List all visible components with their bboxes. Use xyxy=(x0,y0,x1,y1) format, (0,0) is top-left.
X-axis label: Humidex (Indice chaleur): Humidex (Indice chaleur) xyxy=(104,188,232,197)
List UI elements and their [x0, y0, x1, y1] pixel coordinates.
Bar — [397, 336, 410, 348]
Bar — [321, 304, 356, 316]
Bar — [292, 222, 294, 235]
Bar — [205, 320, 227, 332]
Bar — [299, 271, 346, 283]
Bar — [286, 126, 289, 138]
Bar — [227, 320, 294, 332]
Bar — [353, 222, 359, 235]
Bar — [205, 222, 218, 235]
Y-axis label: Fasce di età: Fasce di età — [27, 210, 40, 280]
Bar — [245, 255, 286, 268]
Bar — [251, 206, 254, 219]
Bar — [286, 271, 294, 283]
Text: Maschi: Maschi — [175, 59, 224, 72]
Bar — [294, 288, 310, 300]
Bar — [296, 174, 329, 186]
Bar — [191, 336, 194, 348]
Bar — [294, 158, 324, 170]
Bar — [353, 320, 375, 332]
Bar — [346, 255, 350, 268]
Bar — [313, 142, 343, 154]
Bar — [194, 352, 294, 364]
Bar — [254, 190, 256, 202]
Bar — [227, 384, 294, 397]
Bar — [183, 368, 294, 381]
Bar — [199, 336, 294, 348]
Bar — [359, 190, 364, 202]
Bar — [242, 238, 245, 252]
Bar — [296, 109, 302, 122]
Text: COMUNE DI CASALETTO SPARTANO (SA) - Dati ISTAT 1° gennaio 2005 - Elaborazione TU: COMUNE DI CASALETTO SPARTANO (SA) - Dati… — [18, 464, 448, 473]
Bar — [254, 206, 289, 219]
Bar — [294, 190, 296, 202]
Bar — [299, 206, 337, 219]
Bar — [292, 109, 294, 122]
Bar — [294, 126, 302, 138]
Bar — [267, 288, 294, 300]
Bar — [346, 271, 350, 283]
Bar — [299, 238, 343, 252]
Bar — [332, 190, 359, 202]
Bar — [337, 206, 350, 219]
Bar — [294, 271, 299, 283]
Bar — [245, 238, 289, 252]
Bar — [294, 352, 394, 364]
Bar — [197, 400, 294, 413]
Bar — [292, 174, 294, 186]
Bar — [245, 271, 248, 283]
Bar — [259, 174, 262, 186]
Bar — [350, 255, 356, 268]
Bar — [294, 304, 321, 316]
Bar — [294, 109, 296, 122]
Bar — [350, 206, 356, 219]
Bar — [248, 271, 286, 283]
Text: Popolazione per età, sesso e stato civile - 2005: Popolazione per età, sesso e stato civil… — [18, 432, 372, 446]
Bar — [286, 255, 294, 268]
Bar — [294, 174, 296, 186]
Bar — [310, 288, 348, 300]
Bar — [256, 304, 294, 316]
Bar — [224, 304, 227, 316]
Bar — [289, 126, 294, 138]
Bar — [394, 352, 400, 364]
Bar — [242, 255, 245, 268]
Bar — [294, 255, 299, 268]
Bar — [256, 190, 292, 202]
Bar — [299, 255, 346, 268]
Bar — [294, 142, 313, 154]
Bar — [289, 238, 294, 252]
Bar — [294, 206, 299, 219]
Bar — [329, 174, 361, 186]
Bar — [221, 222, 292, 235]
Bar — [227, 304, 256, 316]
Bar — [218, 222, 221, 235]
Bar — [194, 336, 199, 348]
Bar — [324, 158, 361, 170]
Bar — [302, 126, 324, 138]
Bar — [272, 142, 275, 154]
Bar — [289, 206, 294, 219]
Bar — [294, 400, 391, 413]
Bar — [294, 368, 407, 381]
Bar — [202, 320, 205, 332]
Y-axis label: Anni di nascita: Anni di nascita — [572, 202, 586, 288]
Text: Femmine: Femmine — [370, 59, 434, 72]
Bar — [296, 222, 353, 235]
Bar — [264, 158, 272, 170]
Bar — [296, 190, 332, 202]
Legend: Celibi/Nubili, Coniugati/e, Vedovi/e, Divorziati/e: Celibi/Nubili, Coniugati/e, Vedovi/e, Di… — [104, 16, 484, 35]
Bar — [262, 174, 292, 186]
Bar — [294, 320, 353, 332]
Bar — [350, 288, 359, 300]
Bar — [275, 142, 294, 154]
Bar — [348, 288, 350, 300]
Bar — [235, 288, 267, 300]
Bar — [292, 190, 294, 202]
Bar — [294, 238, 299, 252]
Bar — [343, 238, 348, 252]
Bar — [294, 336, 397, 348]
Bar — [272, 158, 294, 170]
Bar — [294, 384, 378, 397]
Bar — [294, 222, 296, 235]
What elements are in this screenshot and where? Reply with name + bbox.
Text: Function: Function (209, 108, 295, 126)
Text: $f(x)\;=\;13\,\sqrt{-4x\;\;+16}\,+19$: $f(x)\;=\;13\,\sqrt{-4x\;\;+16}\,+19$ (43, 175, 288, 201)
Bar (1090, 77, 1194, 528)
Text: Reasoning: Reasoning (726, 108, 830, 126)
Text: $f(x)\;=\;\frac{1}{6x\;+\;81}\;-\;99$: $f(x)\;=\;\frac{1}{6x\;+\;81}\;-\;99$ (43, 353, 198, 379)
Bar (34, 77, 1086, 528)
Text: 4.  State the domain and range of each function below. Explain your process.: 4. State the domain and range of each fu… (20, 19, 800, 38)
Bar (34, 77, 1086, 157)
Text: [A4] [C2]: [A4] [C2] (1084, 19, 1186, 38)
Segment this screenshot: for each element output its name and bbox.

---

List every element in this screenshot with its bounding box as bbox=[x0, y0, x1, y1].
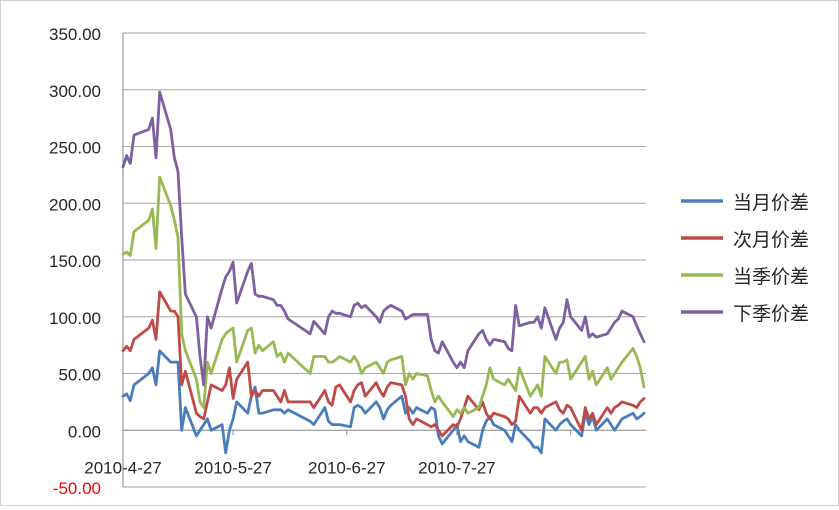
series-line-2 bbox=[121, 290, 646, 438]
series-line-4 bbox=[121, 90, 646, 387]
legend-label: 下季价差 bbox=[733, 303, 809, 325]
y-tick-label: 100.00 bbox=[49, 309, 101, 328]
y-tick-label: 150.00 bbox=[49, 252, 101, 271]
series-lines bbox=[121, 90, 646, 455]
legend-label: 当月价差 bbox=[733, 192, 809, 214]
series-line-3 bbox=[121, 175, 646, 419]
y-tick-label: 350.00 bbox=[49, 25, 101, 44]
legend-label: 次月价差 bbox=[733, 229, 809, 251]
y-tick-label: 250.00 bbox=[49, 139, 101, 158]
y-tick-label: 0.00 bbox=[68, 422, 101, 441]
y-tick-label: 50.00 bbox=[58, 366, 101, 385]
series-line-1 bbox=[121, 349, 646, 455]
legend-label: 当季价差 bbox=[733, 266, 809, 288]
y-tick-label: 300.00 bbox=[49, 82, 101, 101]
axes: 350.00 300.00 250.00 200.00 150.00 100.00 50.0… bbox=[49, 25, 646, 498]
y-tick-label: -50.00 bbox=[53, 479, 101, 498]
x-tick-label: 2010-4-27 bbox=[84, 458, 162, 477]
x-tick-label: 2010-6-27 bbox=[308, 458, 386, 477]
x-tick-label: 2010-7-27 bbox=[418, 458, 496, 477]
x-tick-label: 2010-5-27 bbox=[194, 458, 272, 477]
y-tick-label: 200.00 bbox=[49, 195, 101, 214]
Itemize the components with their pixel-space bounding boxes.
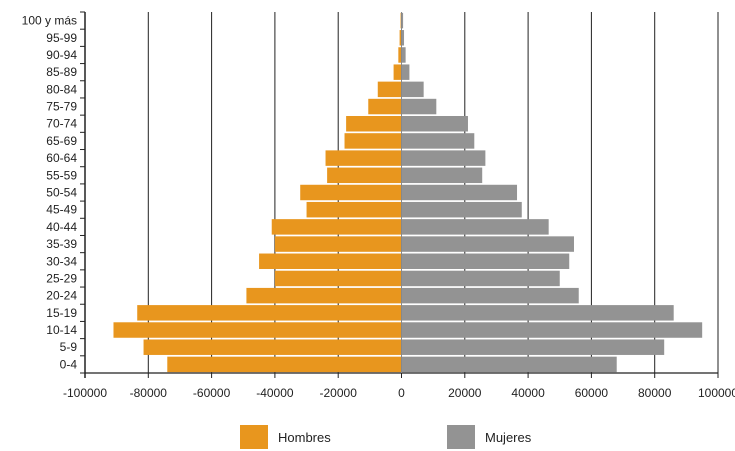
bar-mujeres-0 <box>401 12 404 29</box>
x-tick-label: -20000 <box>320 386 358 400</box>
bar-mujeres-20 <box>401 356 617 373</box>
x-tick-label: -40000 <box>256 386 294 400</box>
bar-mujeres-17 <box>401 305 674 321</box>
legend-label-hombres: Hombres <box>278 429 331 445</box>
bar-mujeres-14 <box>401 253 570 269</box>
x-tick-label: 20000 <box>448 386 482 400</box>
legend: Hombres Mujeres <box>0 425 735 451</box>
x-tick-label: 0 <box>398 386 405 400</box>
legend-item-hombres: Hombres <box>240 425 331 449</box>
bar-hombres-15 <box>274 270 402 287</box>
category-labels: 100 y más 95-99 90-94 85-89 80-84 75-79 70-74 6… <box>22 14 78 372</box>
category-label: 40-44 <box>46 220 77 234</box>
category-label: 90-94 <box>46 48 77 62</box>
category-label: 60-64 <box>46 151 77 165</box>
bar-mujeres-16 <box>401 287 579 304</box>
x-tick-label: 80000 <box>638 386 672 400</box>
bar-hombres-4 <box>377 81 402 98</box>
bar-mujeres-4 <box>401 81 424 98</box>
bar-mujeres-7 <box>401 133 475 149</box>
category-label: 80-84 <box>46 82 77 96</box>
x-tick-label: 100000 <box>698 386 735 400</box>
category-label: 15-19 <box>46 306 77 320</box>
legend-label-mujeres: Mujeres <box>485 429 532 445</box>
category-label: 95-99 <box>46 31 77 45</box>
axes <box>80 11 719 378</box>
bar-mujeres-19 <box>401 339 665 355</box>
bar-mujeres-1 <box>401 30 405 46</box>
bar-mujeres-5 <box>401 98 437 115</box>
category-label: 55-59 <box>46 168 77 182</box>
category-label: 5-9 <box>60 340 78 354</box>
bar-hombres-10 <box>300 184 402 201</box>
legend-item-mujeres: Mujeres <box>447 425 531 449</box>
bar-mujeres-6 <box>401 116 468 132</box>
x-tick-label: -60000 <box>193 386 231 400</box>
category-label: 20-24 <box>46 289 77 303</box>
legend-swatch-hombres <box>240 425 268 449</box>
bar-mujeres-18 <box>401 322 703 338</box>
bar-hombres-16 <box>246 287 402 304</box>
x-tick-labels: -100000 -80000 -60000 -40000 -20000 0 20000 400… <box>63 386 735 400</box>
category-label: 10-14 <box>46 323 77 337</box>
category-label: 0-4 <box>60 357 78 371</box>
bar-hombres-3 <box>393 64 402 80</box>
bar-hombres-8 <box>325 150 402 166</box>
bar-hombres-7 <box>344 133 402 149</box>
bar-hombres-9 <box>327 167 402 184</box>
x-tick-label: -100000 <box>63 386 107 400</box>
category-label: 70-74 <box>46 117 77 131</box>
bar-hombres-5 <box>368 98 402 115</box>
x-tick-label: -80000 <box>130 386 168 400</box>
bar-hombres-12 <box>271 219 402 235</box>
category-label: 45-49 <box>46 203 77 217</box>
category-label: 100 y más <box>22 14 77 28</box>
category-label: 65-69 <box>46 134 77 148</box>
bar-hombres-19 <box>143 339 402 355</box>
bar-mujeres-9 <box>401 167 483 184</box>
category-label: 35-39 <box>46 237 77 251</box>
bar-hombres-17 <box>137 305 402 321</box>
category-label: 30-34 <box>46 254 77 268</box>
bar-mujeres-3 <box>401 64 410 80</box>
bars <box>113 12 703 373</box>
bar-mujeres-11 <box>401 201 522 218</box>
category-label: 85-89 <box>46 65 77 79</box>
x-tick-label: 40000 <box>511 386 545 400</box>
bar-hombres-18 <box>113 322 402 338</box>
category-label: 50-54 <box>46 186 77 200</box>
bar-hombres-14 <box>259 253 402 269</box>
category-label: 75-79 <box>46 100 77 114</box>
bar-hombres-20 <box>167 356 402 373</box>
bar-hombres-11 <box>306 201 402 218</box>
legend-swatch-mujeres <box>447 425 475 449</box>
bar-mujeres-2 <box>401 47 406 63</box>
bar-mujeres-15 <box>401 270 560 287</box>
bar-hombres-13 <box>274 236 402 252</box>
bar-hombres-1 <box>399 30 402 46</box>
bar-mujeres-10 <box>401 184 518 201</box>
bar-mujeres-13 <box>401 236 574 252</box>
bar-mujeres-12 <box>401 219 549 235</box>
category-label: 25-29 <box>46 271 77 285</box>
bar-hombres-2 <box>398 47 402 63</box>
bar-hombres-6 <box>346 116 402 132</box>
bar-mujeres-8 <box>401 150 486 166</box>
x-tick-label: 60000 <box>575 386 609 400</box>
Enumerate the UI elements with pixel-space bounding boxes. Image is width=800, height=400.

REQUIRED WORK
Collect every line of the records that contains the word "their".

COMPLETED TASK
List all visible components with their bboxes. Use xyxy=(x0,y0,x1,y1) format, (0,0) is top-left.
List UI elements and their [x0, y0, x1, y1] pixel coordinates.
Itemize the components with their pixel-space bounding boxes.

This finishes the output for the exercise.